### Set task
Print all of the entries exactly, minus the pictures.

### Provided records
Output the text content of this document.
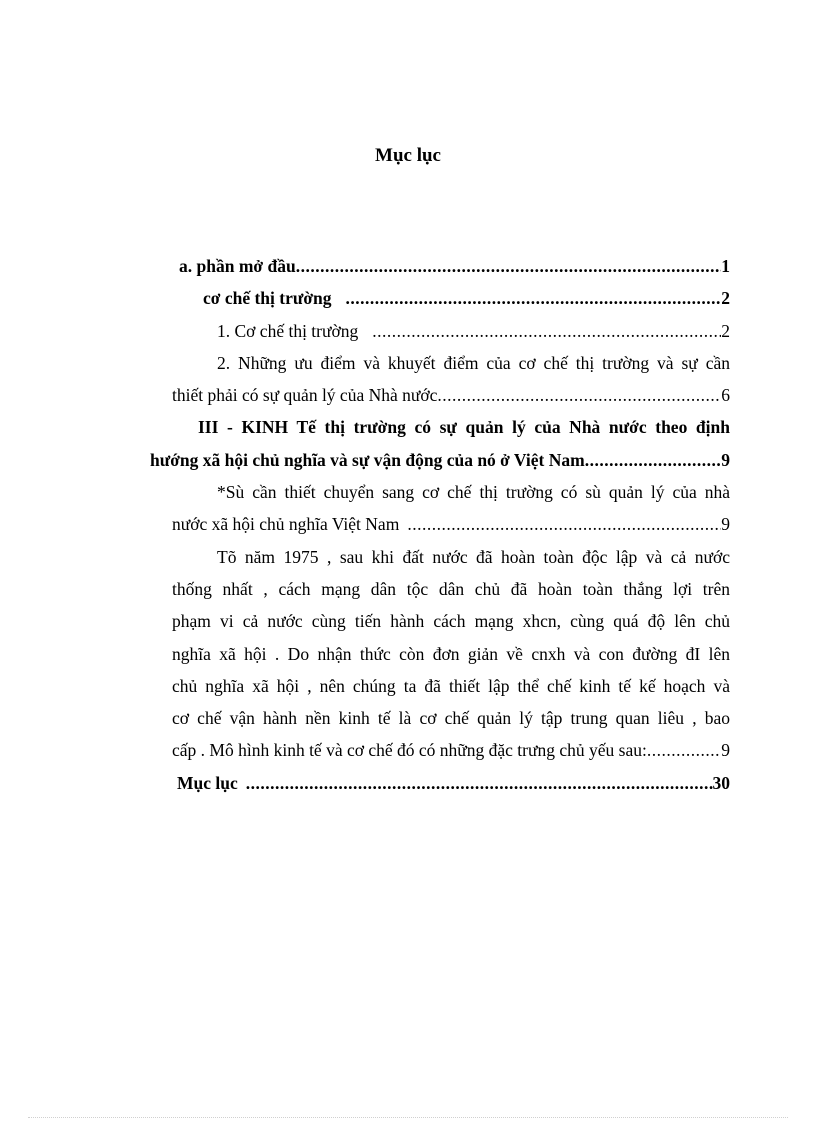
Mục lục
a. phần mở đầu .....	1
cơ chế thị trường .....	2
1. Cơ chế thị trường .....	2
2. Những ưu điểm và khuyết điểm của cơ chế thị trường và sự cần
thiết phải có sự quản lý của Nhà nước .....	6
III - KINH Tế thị trường có sự quản lý của Nhà nước theo định
hướng xã hội chủ nghĩa và sự vận động của nó ở Việt Nam .....	9
*Sù cần thiết chuyển sang cơ chế thị trường có sù quản lý của nhà
nước xã hội chủ nghĩa Việt Nam .....	9
Tõ năm 1975 , sau khi đất nước đã hoàn toàn độc lập và cả nước
thống nhất , cách mạng dân tộc dân chủ đã hoàn toàn thắng lợi trên
phạm vi cả nước cùng tiến hành cách mạng xhcn, cùng quá độ lên chủ
nghĩa xã hội . Do nhận thức còn đơn giản về cnxh và con đường đI lên
chủ nghĩa xã hội , nên chúng ta đã thiết lập thể chế kinh tế kế hoạch và
cơ chế vận hành nền kinh tế là cơ chế quản lý tập trung quan liêu , bao
cấp . Mô hình kinh tế và cơ chế đó có những đặc trưng chủ yếu sau: .....	9
Mục lục .....	30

### Result below
Output the text content of this document.
Mục lục
a. phần mở đầu .....	1
cơ chế thị trường .....	2
1. Cơ chế thị trường .....	2
2. Những ưu điểm và khuyết điểm của cơ chế thị trường và sự cần
thiết phải có sự quản lý của Nhà nước .....	6
III - KINH Tế thị trường có sự quản lý của Nhà nước theo định
hướng xã hội chủ nghĩa và sự vận động của nó ở Việt Nam .....	9
*Sù cần thiết chuyển sang cơ chế thị trường có sù quản lý của nhà
nước xã hội chủ nghĩa Việt Nam .....	9
Tõ năm 1975 , sau khi đất nước đã hoàn toàn độc lập và cả nước
thống nhất , cách mạng dân tộc dân chủ đã hoàn toàn thắng lợi trên
phạm vi cả nước cùng tiến hành cách mạng xhcn, cùng quá độ lên chủ
nghĩa xã hội . Do nhận thức còn đơn giản về cnxh và con đường đI lên
chủ nghĩa xã hội , nên chúng ta đã thiết lập thể chế kinh tế kế hoạch và
cơ chế vận hành nền kinh tế là cơ chế quản lý tập trung quan liêu , bao
cấp . Mô hình kinh tế và cơ chế đó có những đặc trưng chủ yếu sau: .....	9
Mục lục .....	30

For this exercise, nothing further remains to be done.